Transcribe the records that follow exactly. Skip the pictures.

Items from a figure collection
----------

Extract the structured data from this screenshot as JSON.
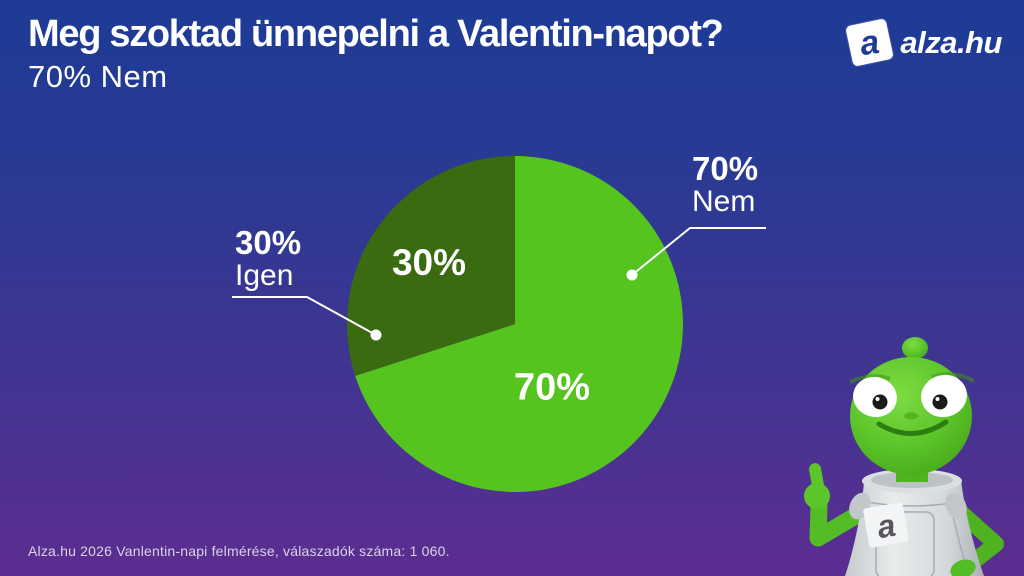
{
  "page": {
    "title": "Meg szoktad ünnepelni a Valentin-napot?",
    "subtitle": "70% Nem"
  },
  "logo": {
    "mark_letter": "a",
    "text": "alza.hu"
  },
  "chart_data": {
    "type": "pie",
    "title": "Meg szoktad ünnepelni a Valentin-napot?",
    "subtitle": "70% Nem",
    "start_angle": "top",
    "direction": "clockwise",
    "radius_px": 168,
    "slices": [
      {
        "label": "Nem",
        "value": 70,
        "display": "70%",
        "color": "#55C41E"
      },
      {
        "label": "Igen",
        "value": 30,
        "display": "30%",
        "color": "#3A6B10"
      }
    ],
    "legend": "none",
    "label_style": "percent inside slices, percent + answer in outside callouts with leader lines"
  },
  "callouts": [
    {
      "percent": "70%",
      "label": "Nem"
    },
    {
      "percent": "30%",
      "label": "Igen"
    }
  ],
  "footer": {
    "source": "Alza.hu 2026 Vanlentin-napi felmérése, válaszadók száma: 1 060."
  },
  "mascot": {
    "badge_letter": "a",
    "description": "green alien mascot with thumbs up wearing white suit"
  },
  "colors": {
    "background_top": "#1D3B96",
    "background_bottom": "#5C2D90",
    "slice_nem": "#55C41E",
    "slice_igen": "#3A6B10",
    "text": "#FFFFFF",
    "logo_blue": "#1E3C96"
  }
}
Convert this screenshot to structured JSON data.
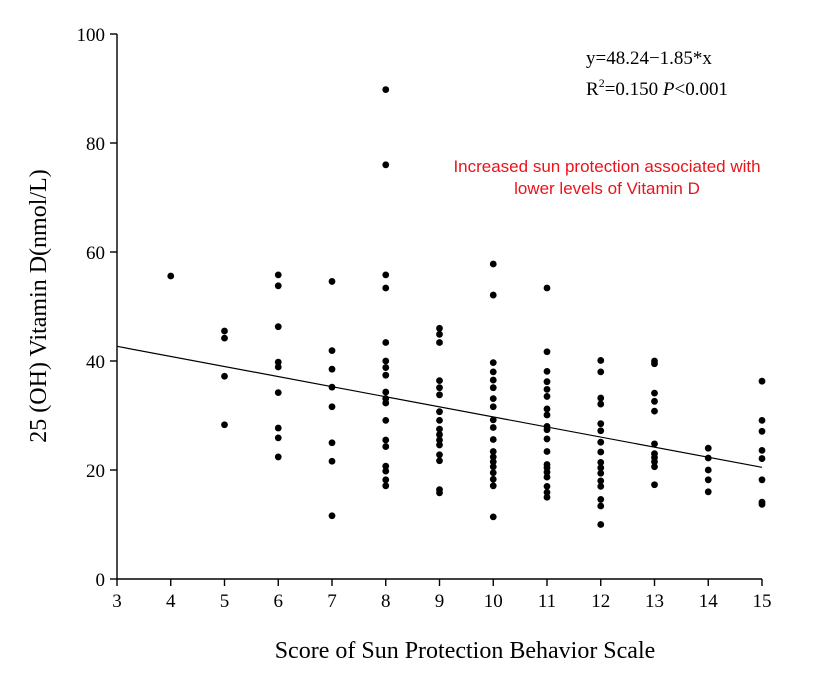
{
  "chart_data": {
    "type": "scatter",
    "xlabel": "Score of Sun Protection Behavior Scale",
    "ylabel": "25 (OH) Vitamin D(nmol/L)",
    "xlim": [
      3,
      15
    ],
    "ylim": [
      0,
      100
    ],
    "x_ticks": [
      "3",
      "4",
      "5",
      "6",
      "7",
      "8",
      "9",
      "10",
      "11",
      "12",
      "13",
      "14",
      "15"
    ],
    "y_ticks": [
      "0",
      "20",
      "40",
      "60",
      "80",
      "100"
    ],
    "grid": false,
    "equation": "y=48.24−1.85*x",
    "r2_prefix": "R",
    "r2_sup": "2",
    "r2_value": "=0.150 ",
    "p_label": "P",
    "p_value": "<0.001",
    "annotation_line1": "Increased sun protection associated with",
    "annotation_line2": "lower levels of Vitamin D",
    "annotation_color": "#e8141b",
    "regression": {
      "intercept": 48.24,
      "slope": -1.85,
      "x_start": 3,
      "x_end": 15
    },
    "points": [
      [
        4,
        55.6
      ],
      [
        5,
        45.5
      ],
      [
        5,
        44.2
      ],
      [
        5,
        37.2
      ],
      [
        5,
        28.3
      ],
      [
        6,
        55.8
      ],
      [
        6,
        53.8
      ],
      [
        6,
        46.3
      ],
      [
        6,
        39.8
      ],
      [
        6,
        38.9
      ],
      [
        6,
        34.2
      ],
      [
        6,
        27.7
      ],
      [
        6,
        25.9
      ],
      [
        6,
        22.4
      ],
      [
        7,
        54.6
      ],
      [
        7,
        41.9
      ],
      [
        7,
        38.5
      ],
      [
        7,
        35.2
      ],
      [
        7,
        31.6
      ],
      [
        7,
        25.0
      ],
      [
        7,
        21.6
      ],
      [
        7,
        11.6
      ],
      [
        8,
        89.8
      ],
      [
        8,
        76.0
      ],
      [
        8,
        55.8
      ],
      [
        8,
        53.4
      ],
      [
        8,
        43.4
      ],
      [
        8,
        40.0
      ],
      [
        8,
        38.8
      ],
      [
        8,
        37.4
      ],
      [
        8,
        34.3
      ],
      [
        8,
        33.1
      ],
      [
        8,
        32.3
      ],
      [
        8,
        29.1
      ],
      [
        8,
        25.5
      ],
      [
        8,
        24.3
      ],
      [
        8,
        20.7
      ],
      [
        8,
        19.8
      ],
      [
        8,
        18.2
      ],
      [
        8,
        17.1
      ],
      [
        9,
        46.0
      ],
      [
        9,
        44.9
      ],
      [
        9,
        43.4
      ],
      [
        9,
        36.4
      ],
      [
        9,
        35.1
      ],
      [
        9,
        33.8
      ],
      [
        9,
        30.7
      ],
      [
        9,
        29.1
      ],
      [
        9,
        27.5
      ],
      [
        9,
        26.5
      ],
      [
        9,
        25.5
      ],
      [
        9,
        24.6
      ],
      [
        9,
        22.8
      ],
      [
        9,
        21.7
      ],
      [
        9,
        16.4
      ],
      [
        9,
        15.8
      ],
      [
        10,
        57.8
      ],
      [
        10,
        52.1
      ],
      [
        10,
        39.7
      ],
      [
        10,
        38.0
      ],
      [
        10,
        36.5
      ],
      [
        10,
        35.1
      ],
      [
        10,
        33.1
      ],
      [
        10,
        31.6
      ],
      [
        10,
        29.2
      ],
      [
        10,
        27.8
      ],
      [
        10,
        25.6
      ],
      [
        10,
        23.4
      ],
      [
        10,
        22.4
      ],
      [
        10,
        21.5
      ],
      [
        10,
        20.6
      ],
      [
        10,
        19.5
      ],
      [
        10,
        18.3
      ],
      [
        10,
        17.1
      ],
      [
        10,
        11.4
      ],
      [
        11,
        53.4
      ],
      [
        11,
        41.7
      ],
      [
        11,
        38.1
      ],
      [
        11,
        36.2
      ],
      [
        11,
        34.8
      ],
      [
        11,
        33.5
      ],
      [
        11,
        31.2
      ],
      [
        11,
        30.1
      ],
      [
        11,
        28.0
      ],
      [
        11,
        27.4
      ],
      [
        11,
        25.7
      ],
      [
        11,
        23.4
      ],
      [
        11,
        21.0
      ],
      [
        11,
        20.4
      ],
      [
        11,
        19.6
      ],
      [
        11,
        18.7
      ],
      [
        11,
        17.0
      ],
      [
        11,
        15.9
      ],
      [
        11,
        15.0
      ],
      [
        12,
        40.1
      ],
      [
        12,
        38.0
      ],
      [
        12,
        33.2
      ],
      [
        12,
        32.1
      ],
      [
        12,
        28.5
      ],
      [
        12,
        27.2
      ],
      [
        12,
        25.1
      ],
      [
        12,
        23.3
      ],
      [
        12,
        21.4
      ],
      [
        12,
        20.4
      ],
      [
        12,
        19.4
      ],
      [
        12,
        18.0
      ],
      [
        12,
        17.0
      ],
      [
        12,
        14.6
      ],
      [
        12,
        13.4
      ],
      [
        12,
        10.0
      ],
      [
        13,
        40.0
      ],
      [
        13,
        39.5
      ],
      [
        13,
        34.1
      ],
      [
        13,
        32.6
      ],
      [
        13,
        30.8
      ],
      [
        13,
        24.8
      ],
      [
        13,
        23.0
      ],
      [
        13,
        22.3
      ],
      [
        13,
        21.5
      ],
      [
        13,
        20.6
      ],
      [
        13,
        17.3
      ],
      [
        14,
        24.0
      ],
      [
        14,
        22.2
      ],
      [
        14,
        20.0
      ],
      [
        14,
        18.2
      ],
      [
        14,
        16.0
      ],
      [
        15,
        36.3
      ],
      [
        15,
        29.1
      ],
      [
        15,
        27.1
      ],
      [
        15,
        23.6
      ],
      [
        15,
        22.1
      ],
      [
        15,
        18.2
      ],
      [
        15,
        14.1
      ],
      [
        15,
        13.7
      ]
    ]
  }
}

----------

Answer to the problem —
Extract the structured data from this screenshot as JSON.
{
  "page": {
    "title": "Meg szoktad ünnepelni a Valentin-napot?",
    "subtitle": "70% Nem"
  },
  "logo": {
    "mark_letter": "a",
    "text": "alza.hu"
  },
  "chart_data": {
    "type": "pie",
    "title": "Meg szoktad ünnepelni a Valentin-napot?",
    "subtitle": "70% Nem",
    "start_angle": "top",
    "direction": "clockwise",
    "radius_px": 168,
    "slices": [
      {
        "label": "Nem",
        "value": 70,
        "display": "70%",
        "color": "#55C41E"
      },
      {
        "label": "Igen",
        "value": 30,
        "display": "30%",
        "color": "#3A6B10"
      }
    ],
    "legend": "none",
    "label_style": "percent inside slices, percent + answer in outside callouts with leader lines"
  },
  "callouts": [
    {
      "percent": "70%",
      "label": "Nem"
    },
    {
      "percent": "30%",
      "label": "Igen"
    }
  ],
  "footer": {
    "source": "Alza.hu 2026 Vanlentin-napi felmérése, válaszadók száma: 1 060."
  },
  "mascot": {
    "badge_letter": "a",
    "description": "green alien mascot with thumbs up wearing white suit"
  },
  "colors": {
    "background_top": "#1D3B96",
    "background_bottom": "#5C2D90",
    "slice_nem": "#55C41E",
    "slice_igen": "#3A6B10",
    "text": "#FFFFFF",
    "logo_blue": "#1E3C96"
  }
}
Convert this screenshot to structured JSON data.
{
  "chart_data": {
    "type": "scatter",
    "xlabel": "Score of Sun Protection Behavior Scale",
    "ylabel": "25 (OH) Vitamin D(nmol/L)",
    "xlim": [
      3,
      15
    ],
    "ylim": [
      0,
      100
    ],
    "x_ticks": [
      "3",
      "4",
      "5",
      "6",
      "7",
      "8",
      "9",
      "10",
      "11",
      "12",
      "13",
      "14",
      "15"
    ],
    "y_ticks": [
      "0",
      "20",
      "40",
      "60",
      "80",
      "100"
    ],
    "grid": false,
    "equation": "y=48.24−1.85*x",
    "r2_prefix": "R",
    "r2_sup": "2",
    "r2_value": "=0.150 ",
    "p_label": "P",
    "p_value": "<0.001",
    "annotation_line1": "Increased sun protection associated with",
    "annotation_line2": "lower levels of Vitamin D",
    "annotation_color": "#e8141b",
    "regression": {
      "intercept": 48.24,
      "slope": -1.85,
      "x_start": 3,
      "x_end": 15
    },
    "points": [
      [
        4,
        55.6
      ],
      [
        5,
        45.5
      ],
      [
        5,
        44.2
      ],
      [
        5,
        37.2
      ],
      [
        5,
        28.3
      ],
      [
        6,
        55.8
      ],
      [
        6,
        53.8
      ],
      [
        6,
        46.3
      ],
      [
        6,
        39.8
      ],
      [
        6,
        38.9
      ],
      [
        6,
        34.2
      ],
      [
        6,
        27.7
      ],
      [
        6,
        25.9
      ],
      [
        6,
        22.4
      ],
      [
        7,
        54.6
      ],
      [
        7,
        41.9
      ],
      [
        7,
        38.5
      ],
      [
        7,
        35.2
      ],
      [
        7,
        31.6
      ],
      [
        7,
        25.0
      ],
      [
        7,
        21.6
      ],
      [
        7,
        11.6
      ],
      [
        8,
        89.8
      ],
      [
        8,
        76.0
      ],
      [
        8,
        55.8
      ],
      [
        8,
        53.4
      ],
      [
        8,
        43.4
      ],
      [
        8,
        40.0
      ],
      [
        8,
        38.8
      ],
      [
        8,
        37.4
      ],
      [
        8,
        34.3
      ],
      [
        8,
        33.1
      ],
      [
        8,
        32.3
      ],
      [
        8,
        29.1
      ],
      [
        8,
        25.5
      ],
      [
        8,
        24.3
      ],
      [
        8,
        20.7
      ],
      [
        8,
        19.8
      ],
      [
        8,
        18.2
      ],
      [
        8,
        17.1
      ],
      [
        9,
        46.0
      ],
      [
        9,
        44.9
      ],
      [
        9,
        43.4
      ],
      [
        9,
        36.4
      ],
      [
        9,
        35.1
      ],
      [
        9,
        33.8
      ],
      [
        9,
        30.7
      ],
      [
        9,
        29.1
      ],
      [
        9,
        27.5
      ],
      [
        9,
        26.5
      ],
      [
        9,
        25.5
      ],
      [
        9,
        24.6
      ],
      [
        9,
        22.8
      ],
      [
        9,
        21.7
      ],
      [
        9,
        16.4
      ],
      [
        9,
        15.8
      ],
      [
        10,
        57.8
      ],
      [
        10,
        52.1
      ],
      [
        10,
        39.7
      ],
      [
        10,
        38.0
      ],
      [
        10,
        36.5
      ],
      [
        10,
        35.1
      ],
      [
        10,
        33.1
      ],
      [
        10,
        31.6
      ],
      [
        10,
        29.2
      ],
      [
        10,
        27.8
      ],
      [
        10,
        25.6
      ],
      [
        10,
        23.4
      ],
      [
        10,
        22.4
      ],
      [
        10,
        21.5
      ],
      [
        10,
        20.6
      ],
      [
        10,
        19.5
      ],
      [
        10,
        18.3
      ],
      [
        10,
        17.1
      ],
      [
        10,
        11.4
      ],
      [
        11,
        53.4
      ],
      [
        11,
        41.7
      ],
      [
        11,
        38.1
      ],
      [
        11,
        36.2
      ],
      [
        11,
        34.8
      ],
      [
        11,
        33.5
      ],
      [
        11,
        31.2
      ],
      [
        11,
        30.1
      ],
      [
        11,
        28.0
      ],
      [
        11,
        27.4
      ],
      [
        11,
        25.7
      ],
      [
        11,
        23.4
      ],
      [
        11,
        21.0
      ],
      [
        11,
        20.4
      ],
      [
        11,
        19.6
      ],
      [
        11,
        18.7
      ],
      [
        11,
        17.0
      ],
      [
        11,
        15.9
      ],
      [
        11,
        15.0
      ],
      [
        12,
        40.1
      ],
      [
        12,
        38.0
      ],
      [
        12,
        33.2
      ],
      [
        12,
        32.1
      ],
      [
        12,
        28.5
      ],
      [
        12,
        27.2
      ],
      [
        12,
        25.1
      ],
      [
        12,
        23.3
      ],
      [
        12,
        21.4
      ],
      [
        12,
        20.4
      ],
      [
        12,
        19.4
      ],
      [
        12,
        18.0
      ],
      [
        12,
        17.0
      ],
      [
        12,
        14.6
      ],
      [
        12,
        13.4
      ],
      [
        12,
        10.0
      ],
      [
        13,
        40.0
      ],
      [
        13,
        39.5
      ],
      [
        13,
        34.1
      ],
      [
        13,
        32.6
      ],
      [
        13,
        30.8
      ],
      [
        13,
        24.8
      ],
      [
        13,
        23.0
      ],
      [
        13,
        22.3
      ],
      [
        13,
        21.5
      ],
      [
        13,
        20.6
      ],
      [
        13,
        17.3
      ],
      [
        14,
        24.0
      ],
      [
        14,
        22.2
      ],
      [
        14,
        20.0
      ],
      [
        14,
        18.2
      ],
      [
        14,
        16.0
      ],
      [
        15,
        36.3
      ],
      [
        15,
        29.1
      ],
      [
        15,
        27.1
      ],
      [
        15,
        23.6
      ],
      [
        15,
        22.1
      ],
      [
        15,
        18.2
      ],
      [
        15,
        14.1
      ],
      [
        15,
        13.7
      ]
    ]
  }
}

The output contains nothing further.